Exercise data:
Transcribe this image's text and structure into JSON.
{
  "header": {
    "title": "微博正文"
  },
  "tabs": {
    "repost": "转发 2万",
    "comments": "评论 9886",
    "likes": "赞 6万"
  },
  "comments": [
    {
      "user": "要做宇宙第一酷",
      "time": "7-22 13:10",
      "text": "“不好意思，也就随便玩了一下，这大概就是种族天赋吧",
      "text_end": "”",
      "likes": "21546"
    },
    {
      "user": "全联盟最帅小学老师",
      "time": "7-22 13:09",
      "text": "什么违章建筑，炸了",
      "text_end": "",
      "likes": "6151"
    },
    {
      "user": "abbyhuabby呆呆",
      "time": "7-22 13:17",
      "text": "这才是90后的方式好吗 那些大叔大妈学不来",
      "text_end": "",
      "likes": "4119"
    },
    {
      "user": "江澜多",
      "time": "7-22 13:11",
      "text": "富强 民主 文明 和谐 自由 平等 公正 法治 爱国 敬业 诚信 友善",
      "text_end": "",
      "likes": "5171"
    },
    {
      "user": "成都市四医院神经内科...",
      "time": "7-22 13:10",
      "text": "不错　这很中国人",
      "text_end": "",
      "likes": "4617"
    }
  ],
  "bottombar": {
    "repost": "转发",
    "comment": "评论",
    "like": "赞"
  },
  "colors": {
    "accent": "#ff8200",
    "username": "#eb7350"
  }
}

...

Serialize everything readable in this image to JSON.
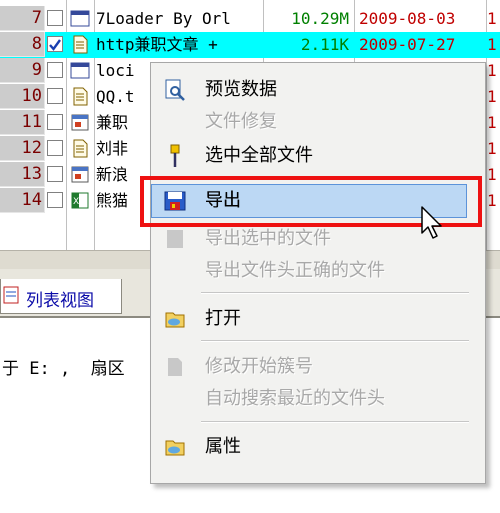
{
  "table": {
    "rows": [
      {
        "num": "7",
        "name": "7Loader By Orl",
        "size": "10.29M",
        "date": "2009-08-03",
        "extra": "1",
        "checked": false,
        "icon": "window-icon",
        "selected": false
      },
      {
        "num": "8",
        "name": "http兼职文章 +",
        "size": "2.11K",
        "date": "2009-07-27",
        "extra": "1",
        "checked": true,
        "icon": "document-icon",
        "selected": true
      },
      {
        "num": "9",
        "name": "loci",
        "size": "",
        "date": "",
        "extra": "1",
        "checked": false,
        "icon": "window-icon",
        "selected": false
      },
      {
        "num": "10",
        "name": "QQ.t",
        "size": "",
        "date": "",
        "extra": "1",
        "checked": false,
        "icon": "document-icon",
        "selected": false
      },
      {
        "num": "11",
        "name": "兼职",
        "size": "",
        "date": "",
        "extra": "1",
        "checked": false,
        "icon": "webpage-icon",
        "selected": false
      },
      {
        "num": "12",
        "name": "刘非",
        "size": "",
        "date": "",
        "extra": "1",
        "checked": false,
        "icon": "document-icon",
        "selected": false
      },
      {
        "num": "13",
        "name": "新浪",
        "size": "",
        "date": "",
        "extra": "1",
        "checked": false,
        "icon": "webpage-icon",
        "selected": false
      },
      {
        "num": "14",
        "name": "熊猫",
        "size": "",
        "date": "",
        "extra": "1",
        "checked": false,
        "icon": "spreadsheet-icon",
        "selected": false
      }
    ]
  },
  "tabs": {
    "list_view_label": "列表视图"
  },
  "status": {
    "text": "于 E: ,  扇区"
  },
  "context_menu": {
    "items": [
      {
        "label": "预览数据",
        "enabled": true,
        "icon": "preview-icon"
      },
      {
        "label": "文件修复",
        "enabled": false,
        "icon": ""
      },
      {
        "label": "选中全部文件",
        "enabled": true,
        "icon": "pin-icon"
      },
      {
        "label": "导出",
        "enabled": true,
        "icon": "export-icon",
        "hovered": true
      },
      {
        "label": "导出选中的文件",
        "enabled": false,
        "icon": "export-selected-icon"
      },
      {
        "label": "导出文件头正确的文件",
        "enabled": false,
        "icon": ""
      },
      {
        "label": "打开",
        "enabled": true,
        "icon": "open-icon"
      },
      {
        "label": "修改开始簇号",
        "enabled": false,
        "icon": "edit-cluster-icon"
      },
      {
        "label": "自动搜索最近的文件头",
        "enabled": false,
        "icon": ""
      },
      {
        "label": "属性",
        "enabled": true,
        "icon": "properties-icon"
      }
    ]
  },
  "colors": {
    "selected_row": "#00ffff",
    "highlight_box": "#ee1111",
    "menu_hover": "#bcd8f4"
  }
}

Requirements:
Go through the material and select each line with the string "JSON" in it.

Full response:
Transcribe this image's text and structure into JSON.
Serialize everything readable in this image to JSON.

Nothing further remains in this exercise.